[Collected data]
┌──
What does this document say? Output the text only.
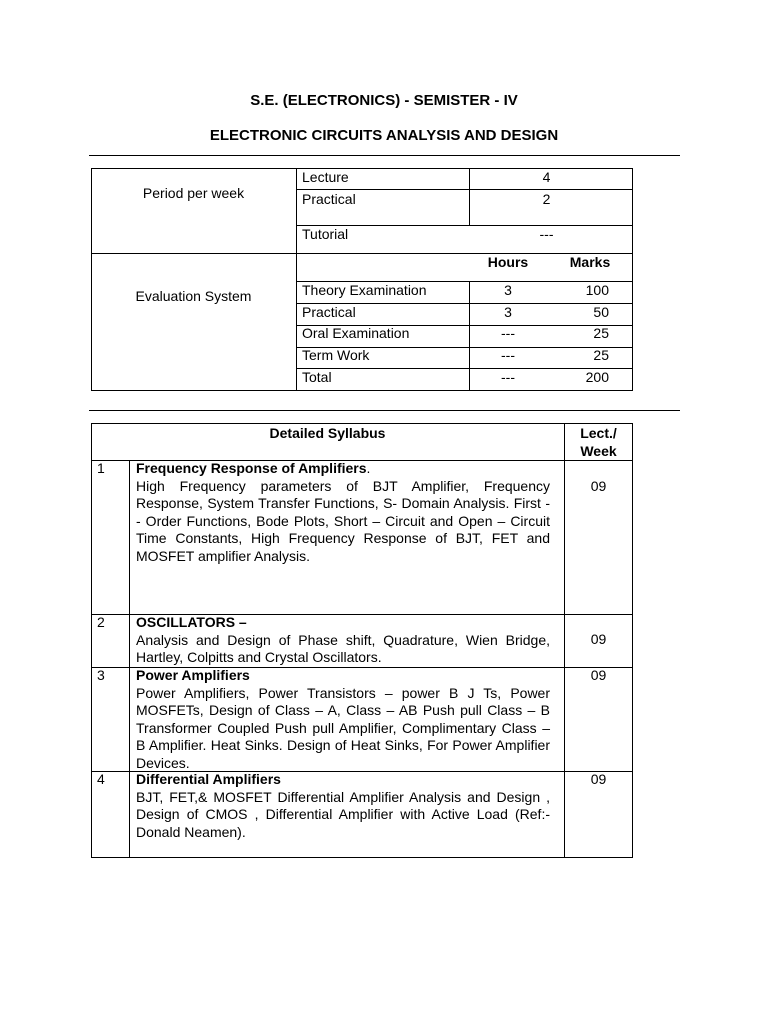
S.E. (ELECTRONICS) - SEMISTER - IV
ELECTRONIC CIRCUITS ANALYSIS AND DESIGN
Period per week
Lecture	4
Practical	2
Tutorial	---
Evaluation System
Hours	Marks
Theory Examination	3	100
Practical	3	50
Oral Examination	---	25
Term Work	---	25
Total	---	200
Detailed Syllabus	Lect./
Week
1 Frequency Response of Amplifiers.
High Frequency parameters of BJT Amplifier, Frequency Response, System Transfer Functions, S- Domain Analysis. First -- Order Functions, Bode Plots, Short – Circuit and Open – Circuit Time Constants, High Frequency Response of BJT, FET and MOSFET amplifier Analysis.
09
2 OSCILLATORS –
Analysis and Design of Phase shift, Quadrature, Wien Bridge, Hartley, Colpitts and Crystal Oscillators.
09
3 Power Amplifiers
Power Amplifiers, Power Transistors – power B J Ts, Power MOSFETs, Design of Class – A, Class – AB Push pull Class – B Transformer Coupled Push pull Amplifier, Complimentary Class – B Amplifier. Heat Sinks. Design of Heat Sinks, For Power Amplifier Devices.
09
4 Differential Amplifiers
BJT, FET,& MOSFET Differential Amplifier Analysis and Design , Design of CMOS , Differential Amplifier with Active Load (Ref:- Donald Neamen).
09
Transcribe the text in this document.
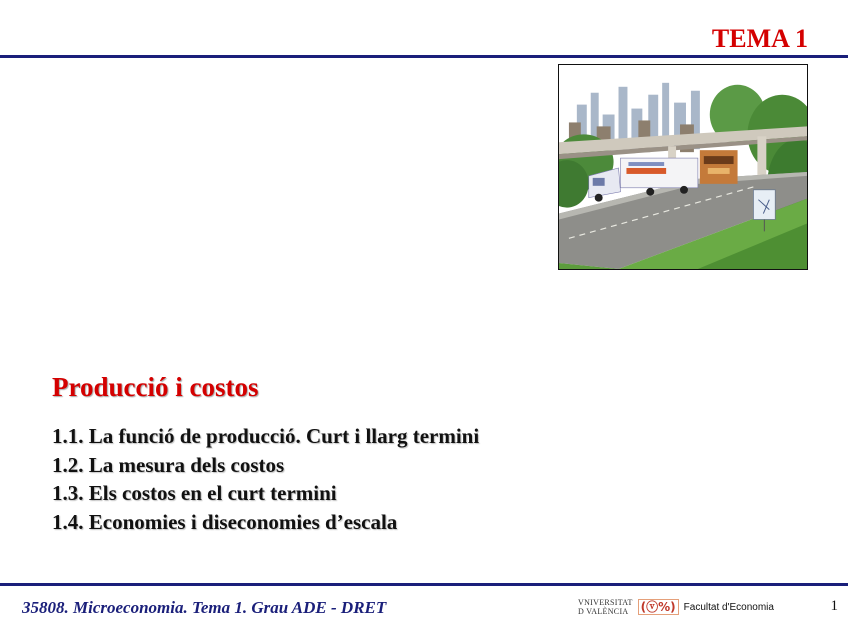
TEMA 1
Producció i costos
1.1. La funció de producció. Curt i llarg termini
1.2. La mesura dels costos
1.3. Els costos en el curt termini
1.4. Economies i diseconomies d’escala
35808. Microeconomia. Tema 1. Grau ADE - DRET	VNIVERSITAT
D VALÈNCIA	(ⓥ%) Facultat d'Economia	1
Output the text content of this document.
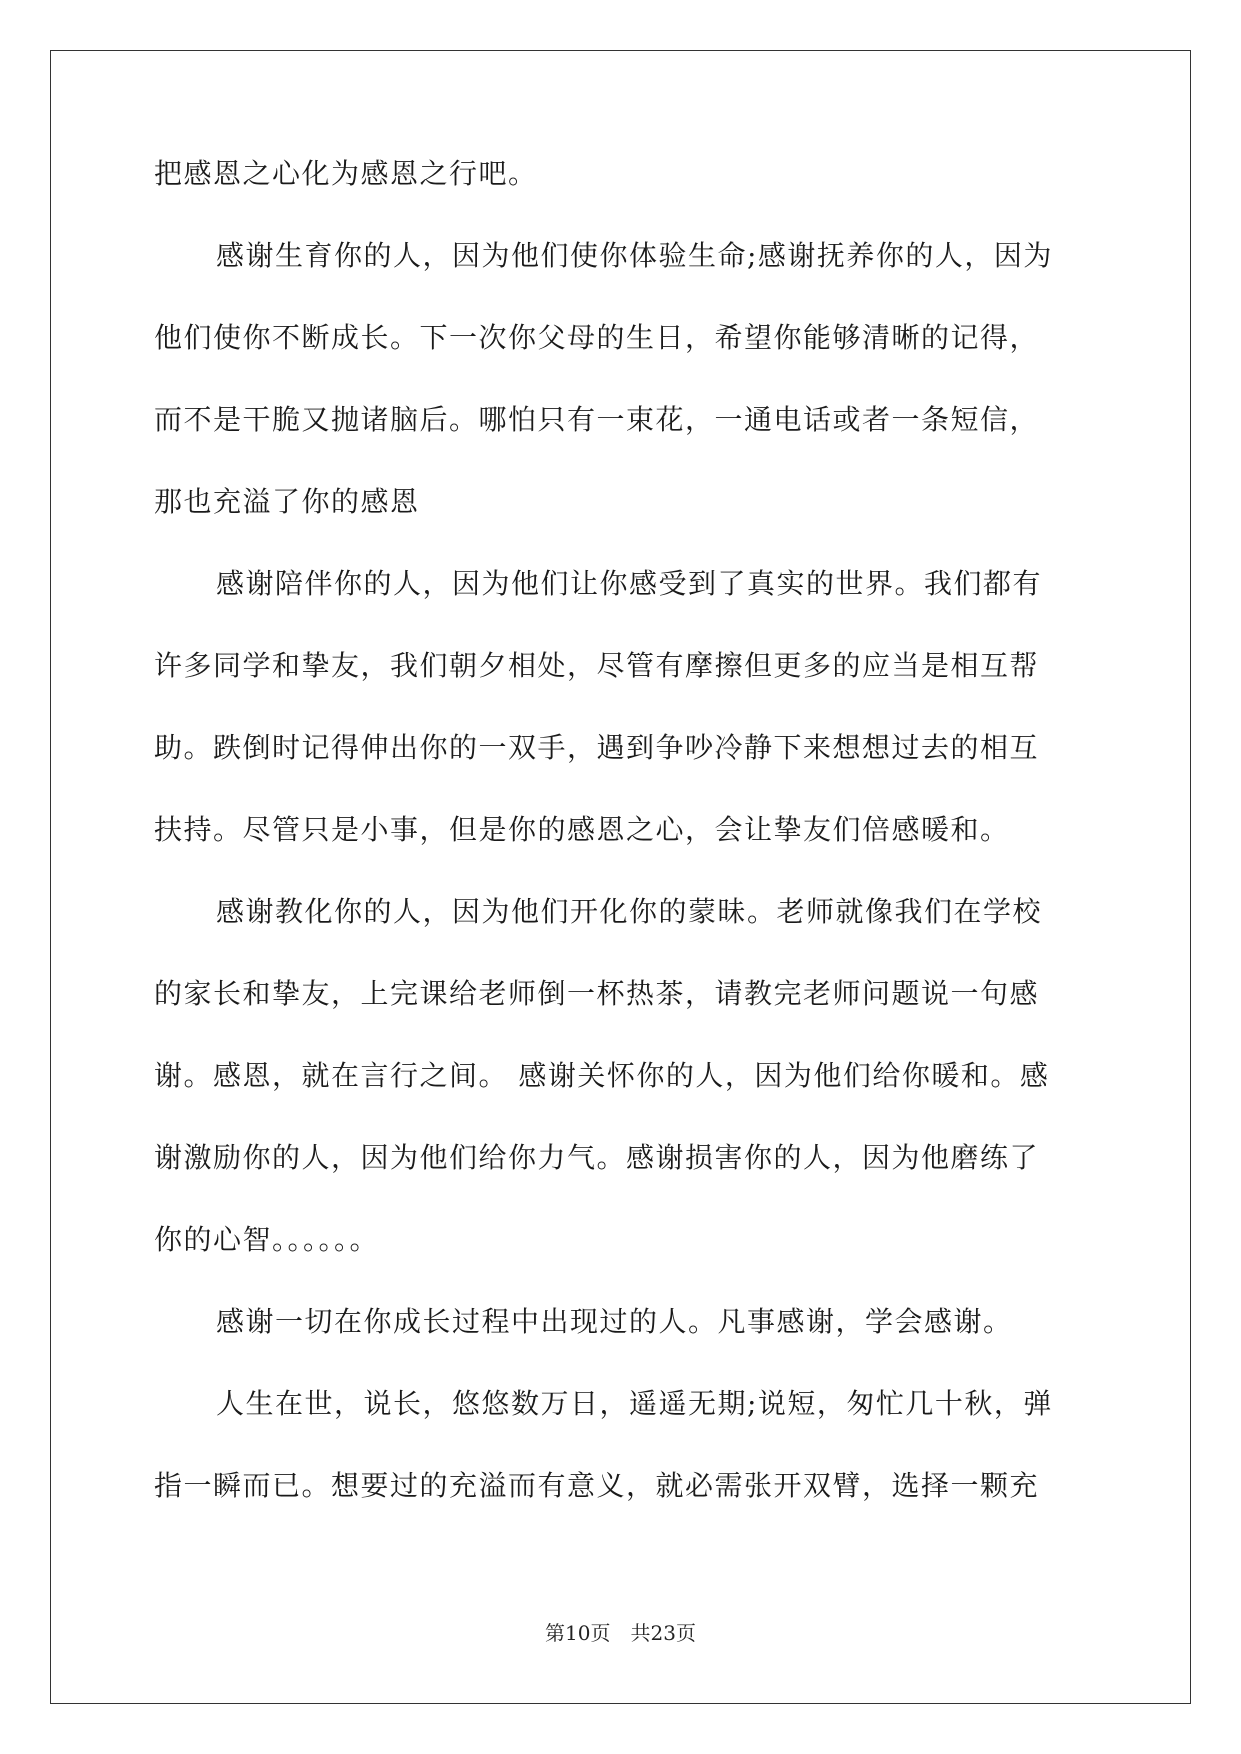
把感恩之心化为感恩之行吧。
感谢生育你的人，因为他们使你体验生命;感谢抚养你的人，因为
他们使你不断成长。下一次你父母的生日，希望你能够清晰的记得，
而不是干脆又抛诸脑后。哪怕只有一束花，一通电话或者一条短信，
那也充溢了你的感恩
感谢陪伴你的人，因为他们让你感受到了真实的世界。我们都有
许多同学和挚友，我们朝夕相处，尽管有摩擦但更多的应当是相互帮
助。跌倒时记得伸出你的一双手，遇到争吵冷静下来想想过去的相互
扶持。尽管只是小事，但是你的感恩之心，会让挚友们倍感暖和。
感谢教化你的人，因为他们开化你的蒙昧。老师就像我们在学校
的家长和挚友，上完课给老师倒一杯热茶，请教完老师问题说一句感
谢。感恩，就在言行之间。 感谢关怀你的人，因为他们给你暖和。感
谢激励你的人，因为他们给你力气。感谢损害你的人，因为他磨练了
你的心智。。。。。。
感谢一切在你成长过程中出现过的人。凡事感谢，学会感谢。
人生在世，说长，悠悠数万日，遥遥无期;说短，匆忙几十秋，弹
指一瞬而已。想要过的充溢而有意义，就必需张开双臂，选择一颗充
第10页 共23页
└──
Please list every line of the records that contains "this".

## The solution
What does this document say? Output the text only.
Transcribe the text in this document.
Output the text content of this document.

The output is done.